Look through the material below. Copy each line that contains the string "territory".
--- Start of Excerpted records ---
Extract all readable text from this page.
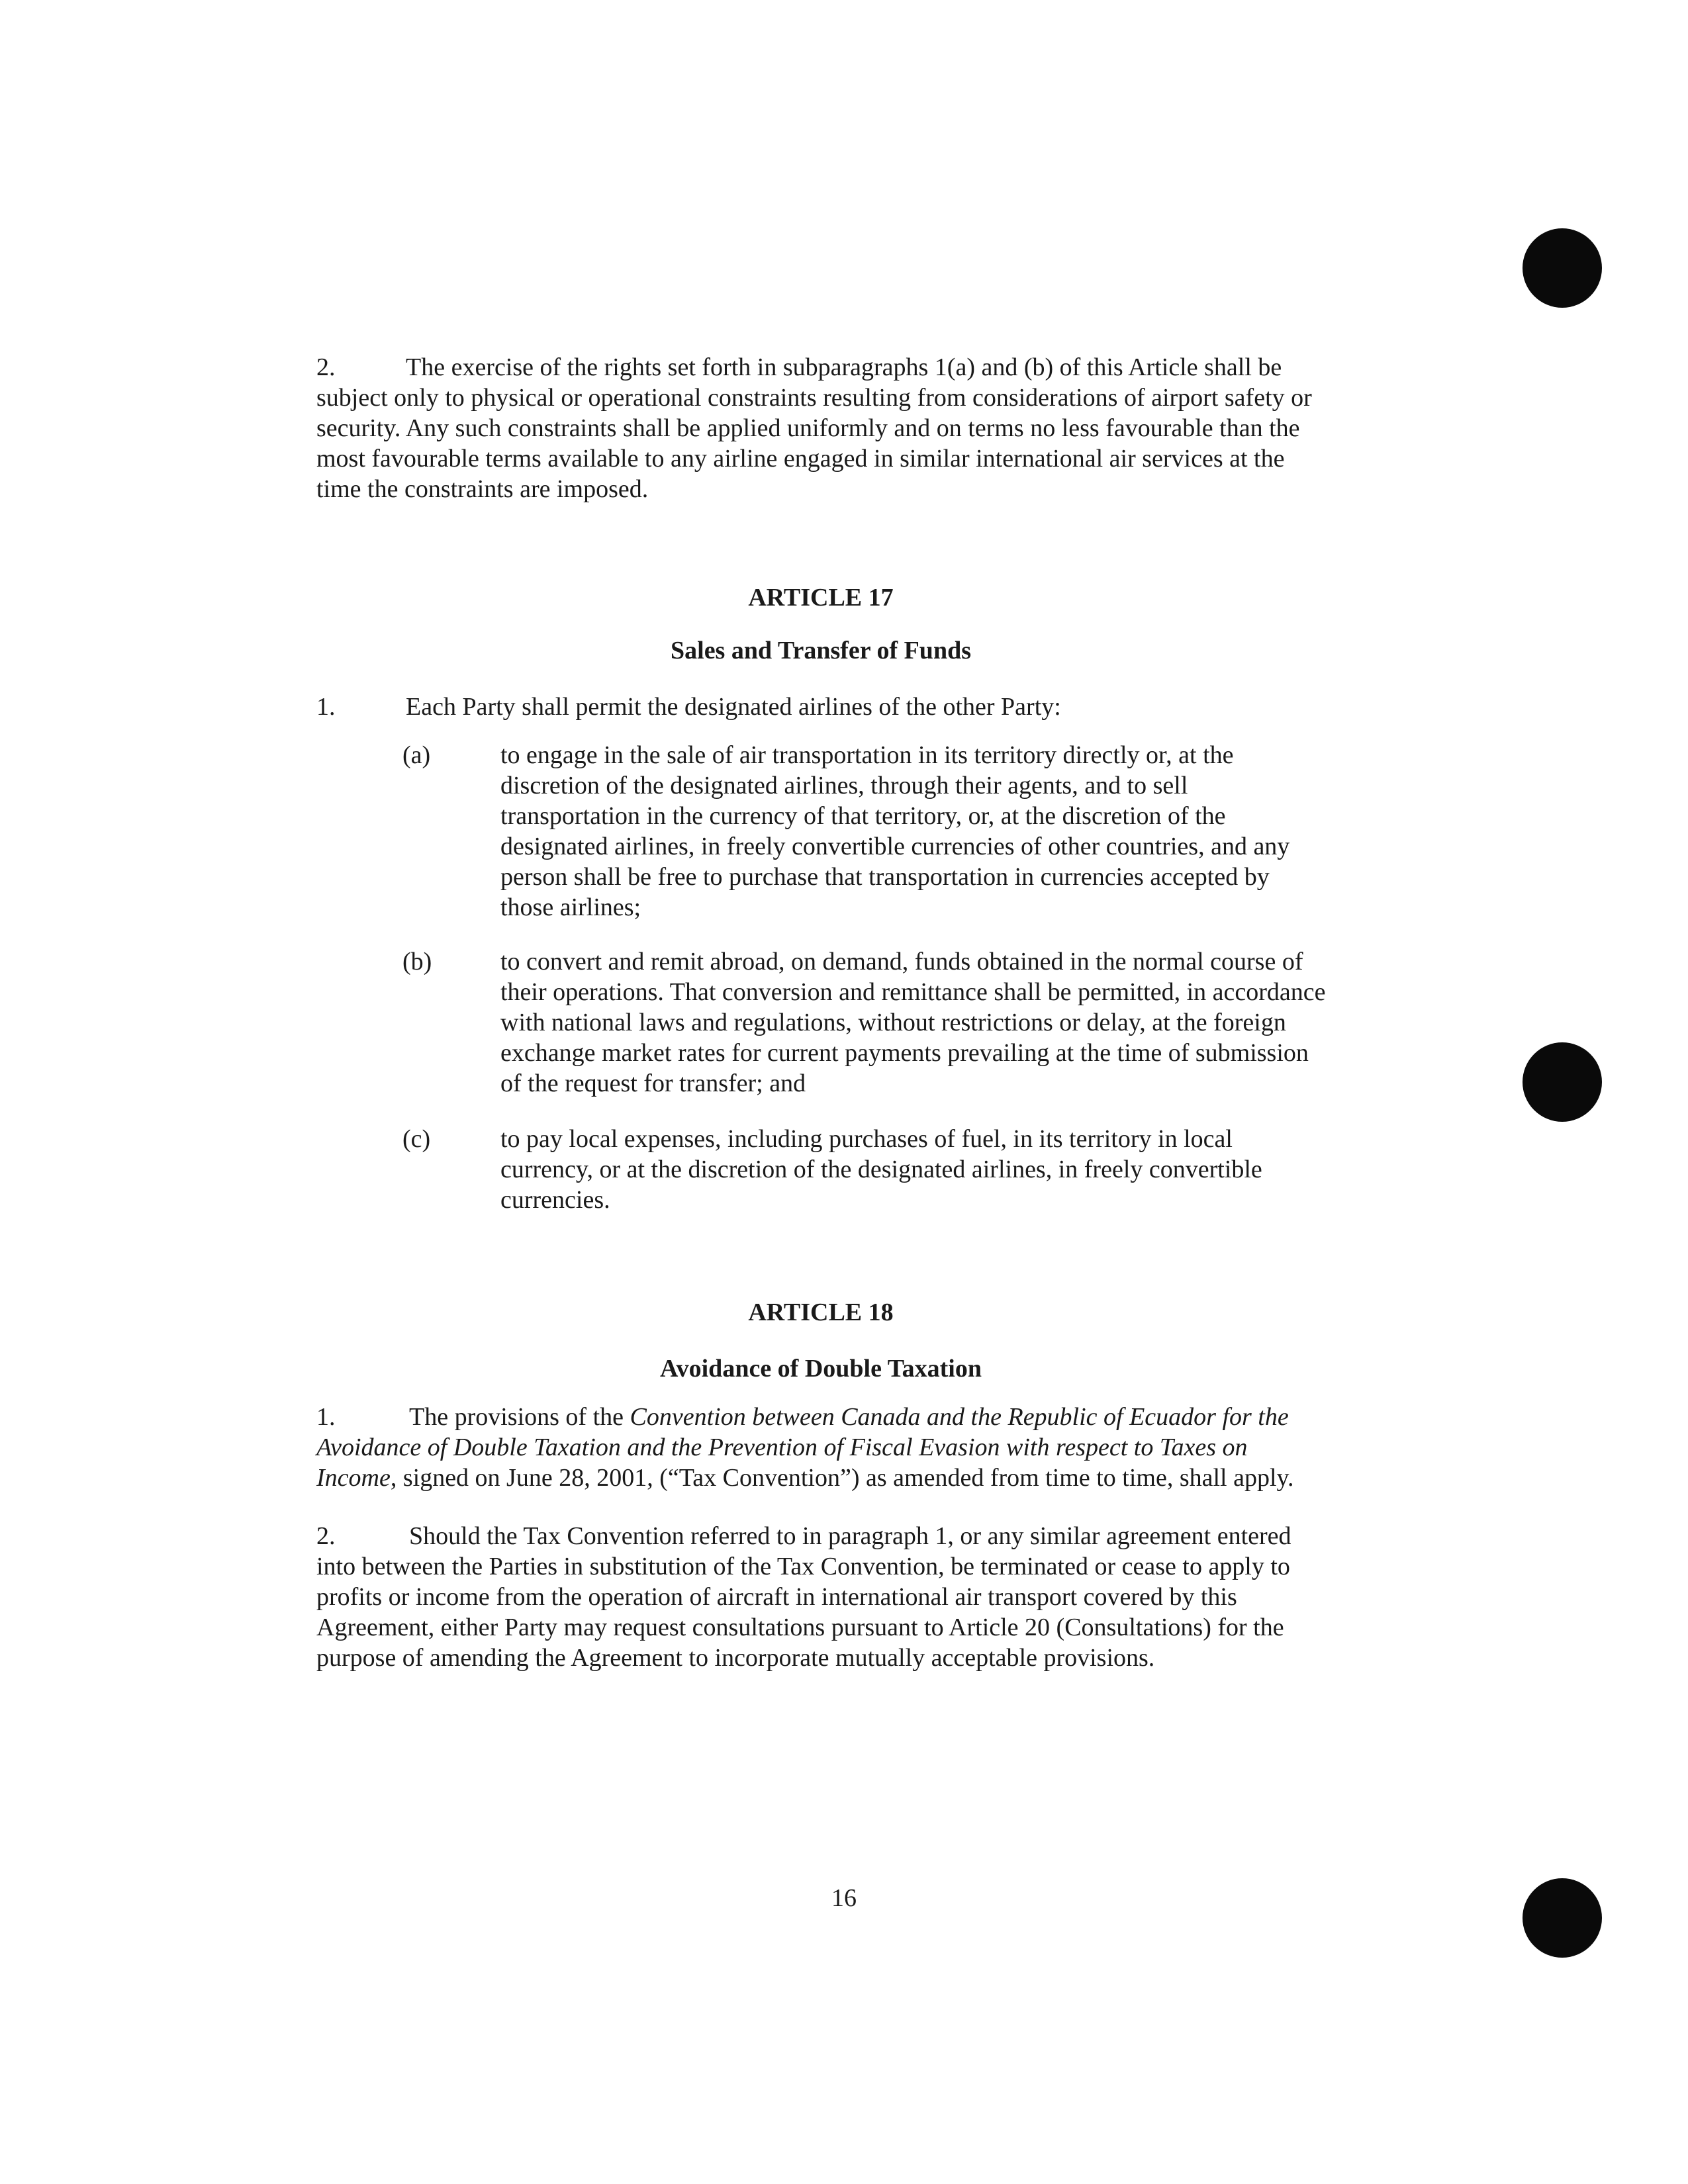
2.	The exercise of the rights set forth in subparagraphs 1(a) and (b) of this Article shall be subject only to physical or operational constraints resulting from considerations of airport safety or security. Any such constraints shall be applied uniformly and on terms no less favourable than the most favourable terms available to any airline engaged in similar international air services at the time the constraints are imposed.

ARTICLE 17
Sales and Transfer of Funds
1.	Each Party shall permit the designated airlines of the other Party:
(a)	to engage in the sale of air transportation in its territory directly or, at the discretion of the designated airlines, through their agents, and to sell transportation in the currency of that territory, or, at the discretion of the designated airlines, in freely convertible currencies of other countries, and any person shall be free to purchase that transportation in currencies accepted by those airlines;
(b)	to convert and remit abroad, on demand, funds obtained in the normal course of their operations. That conversion and remittance shall be permitted, in accordance with national laws and regulations, without restrictions or delay, at the foreign exchange market rates for current payments prevailing at the time of submission of the request for transfer; and
(c)	to pay local expenses, including purchases of fuel, in its territory in local currency, or at the discretion of the designated airlines, in freely convertible currencies.
ARTICLE 18
Avoidance of Double Taxation

1.	The provisions of the Convention between Canada and the Republic of Ecuador for the Avoidance of Double Taxation and the Prevention of Fiscal Evasion with respect to Taxes on Income, signed on June 28, 2001, (“Tax Convention”) as amended from time to time, shall apply.

2.	Should the Tax Convention referred to in paragraph 1, or any similar agreement entered into between the Parties in substitution of the Tax Convention, be terminated or cease to apply to profits or income from the operation of aircraft in international air transport covered by this Agreement, either Party may request consultations pursuant to Article 20 (Consultations) for the purpose of amending the Agreement to incorporate mutually acceptable provisions.

16
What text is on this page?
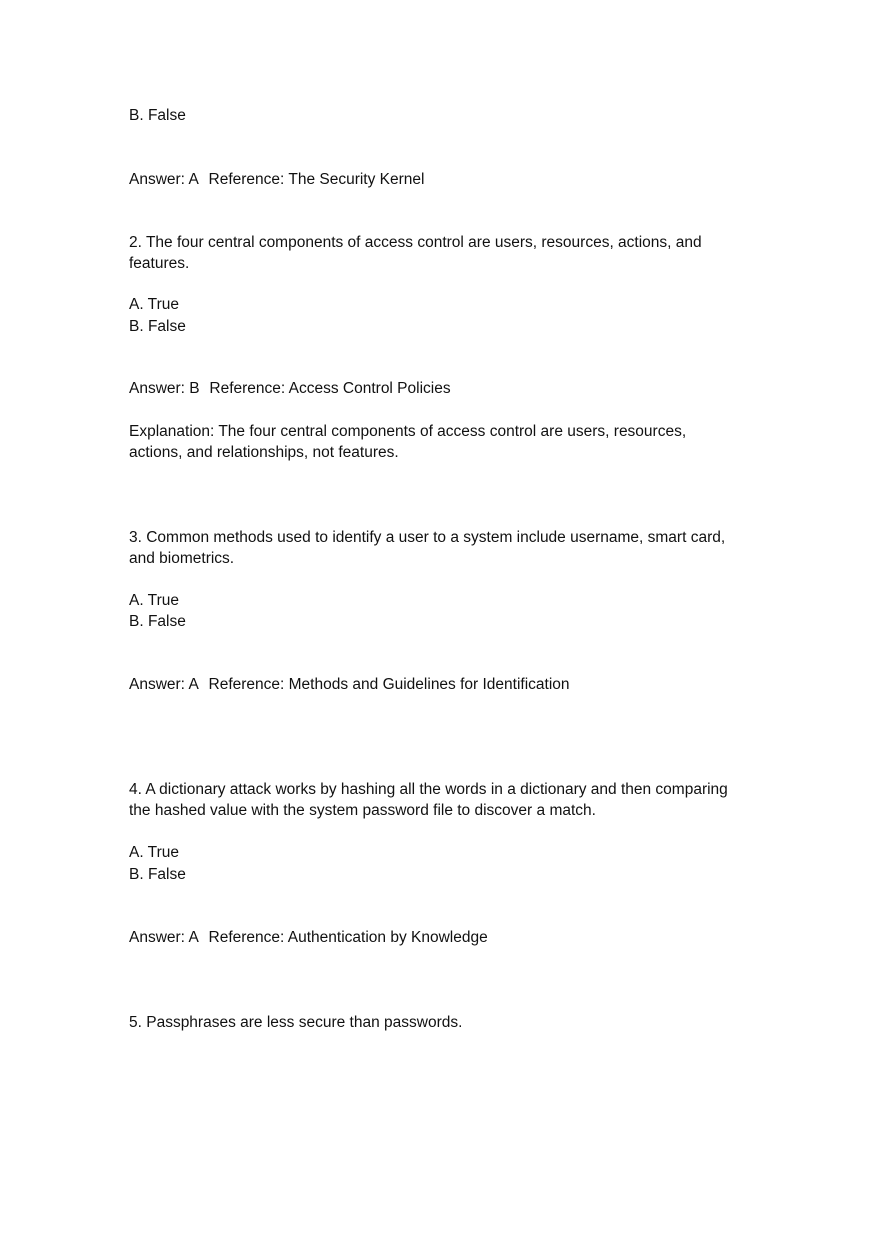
B. False
Answer: A Reference: The Security Kernel
2. The four central components of access control are users, resources, actions, and
features.
A. True
B. False
Answer: B Reference: Access Control Policies
Explanation: The four central components of access control are users, resources,
actions, and relationships, not features.
3. Common methods used to identify a user to a system include username, smart card,
and biometrics.
A. True
B. False
Answer: A Reference: Methods and Guidelines for Identification
4. A dictionary attack works by hashing all the words in a dictionary and then comparing
the hashed value with the system password file to discover a match.
A. True
B. False
Answer: A Reference: Authentication by Knowledge
5. Passphrases are less secure than passwords.
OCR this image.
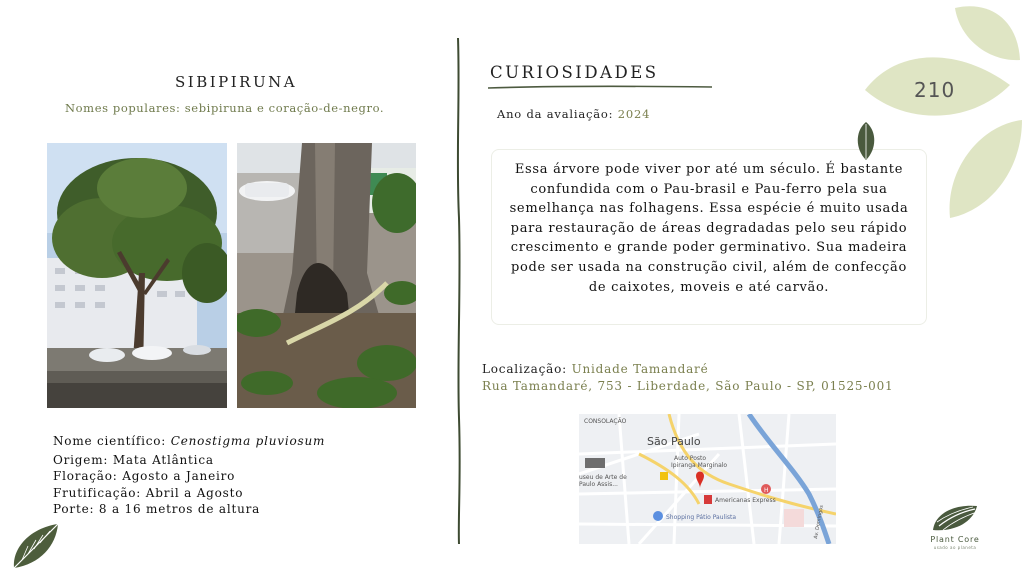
SIBIPIRUNA
Nomes populares: sebipiruna e coração-de-negro.
Nome científico: Cenostigma pluviosum
Origem: Mata Atlântica
Floração: Agosto a Janeiro
Frutificação: Abril a Agosto
Porte: 8 a 16 metros de altura
CURIOSIDADES
Ano da avaliação: 2024
Essa árvore pode viver por até um século. É bastante confundida com o Pau-brasil e Pau-ferro pela sua semelhança nas folhagens. Essa espécie é muito usada para restauração de áreas degradadas pelo seu rápido crescimento e grande poder germinativo. Sua madeira pode ser usada na construção civil, além de confecção de caixotes, moveis e até carvão.
Localização: Unidade Tamandaré
Rua Tamandaré, 753 - Liberdade, São Paulo - SP, 01525-001
H
CONSOLAÇÃO
São Paulo
Auto Posto
Ipiranga Marginalo
Americanas Express
Shopping Pátio Paulista
useu de Arte de
Paulo Assis...
Av. Domingos
210
Plant Core
usado ao planeta
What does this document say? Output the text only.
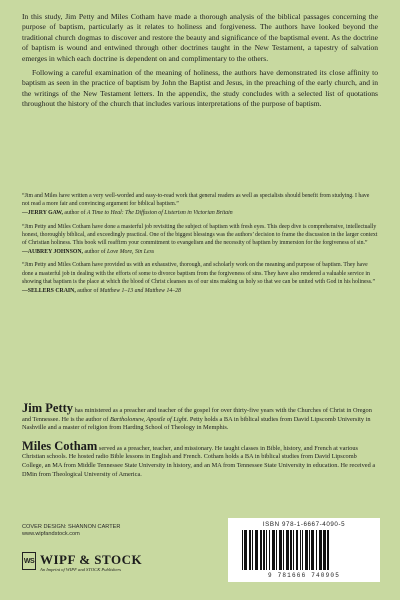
In this study, Jim Petty and Miles Cotham have made a thorough analysis of the biblical passages concerning the purpose of baptism, particularly as it relates to holiness and forgiveness. The authors have looked beyond the traditional church dogmas to discover and restore the beauty and significance of the baptismal event. As the doctrine of baptism is wound and entwined through other doctrines taught in the New Testament, a tapestry of salvation emerges in which each doctrine is dependent on and complimentary to the others.

Following a careful examination of the meaning of holiness, the authors have demonstrated its close affinity to baptism as seen in the practice of baptism by John the Baptist and Jesus, in the preaching of the early church, and in the writings of the New Testament letters. In the appendix, the study concludes with a selected list of quotations throughout the history of the church that includes various interpretations of the purpose of baptism.

“Jim and Miles have written a very well-worded and easy-to-read work that general readers as well as specialists should benefit from studying. I have not read a more fair and convincing argument for biblical baptism.”
—JERRY GAW, author of A Time to Heal: The Diffusion of Listerism in Victorian Britain
“Jim Petty and Miles Cotham have done a masterful job revisiting the subject of baptism with fresh eyes. This deep dive is comprehensive, intellectually honest, thoroughly biblical, and exceedingly practical. One of the biggest blessings was the authors’ decision to frame the discussion in the larger context of Christian holiness. This book will reaffirm your commitment to evangelism and the necessity of baptism by immersion for the forgiveness of sin.”
—AUBREY JOHNSON, author of Love More, Sin Less
“Jim Petty and Miles Cotham have provided us with an exhaustive, thorough, and scholarly work on the meaning and purpose of baptism. They have done a masterful job in dealing with the efforts of some to divorce baptism from the forgiveness of sins. They have also rendered a valuable service in showing that baptism is the place at which the blood of Christ cleanses us of our sins making us holy so that we can be united with God in his holiness.”
—SELLERS CRAIN, author of Matthew 1–13 and Matthew 14–28

Jim Petty has ministered as a preacher and teacher of the gospel for over thirty-five years with the Churches of Christ in Oregon and Tennessee. He is the author of Bartholomew, Apostle of Light. Petty holds a BA in biblical studies from David Lipscomb University in Nashville and a master of religion from Harding School of Theology in Memphis.

Miles Cotham served as a preacher, teacher, and missionary. He taught classes in Bible, history, and French at various Christian schools. He hosted radio Bible lessons in English and French. Cotham holds a BA in biblical studies from David Lipscomb College, an MA from Middle Tennessee State University in history, and an MA from Tennessee State University in education. He received a DMin from Theological University of America.

COVER DESIGN: SHANNON CARTER
www.wipfandstock.com
WS WIPF & STOCK
An Imprint of WIPF and STOCK Publishers
ISBN 978-1-6667-4090-5
9 781666 740905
--- End of Excerpted records ---
> [Full output]:
(a)	to engage in the sale of air transportation in its territory directly or, at the discretion of the designated airlines, through their agents, and to sell transportation in the currency of that territory, or, at the discretion of the designated airlines, in freely convertible currencies of other countries, and any person shall be free to purchase that transportation in currencies accepted by those airlines;
(c)	to pay local expenses, including purchases of fuel, in its territory in local currency, or at the discretion of the designated airlines, in freely convertible currencies.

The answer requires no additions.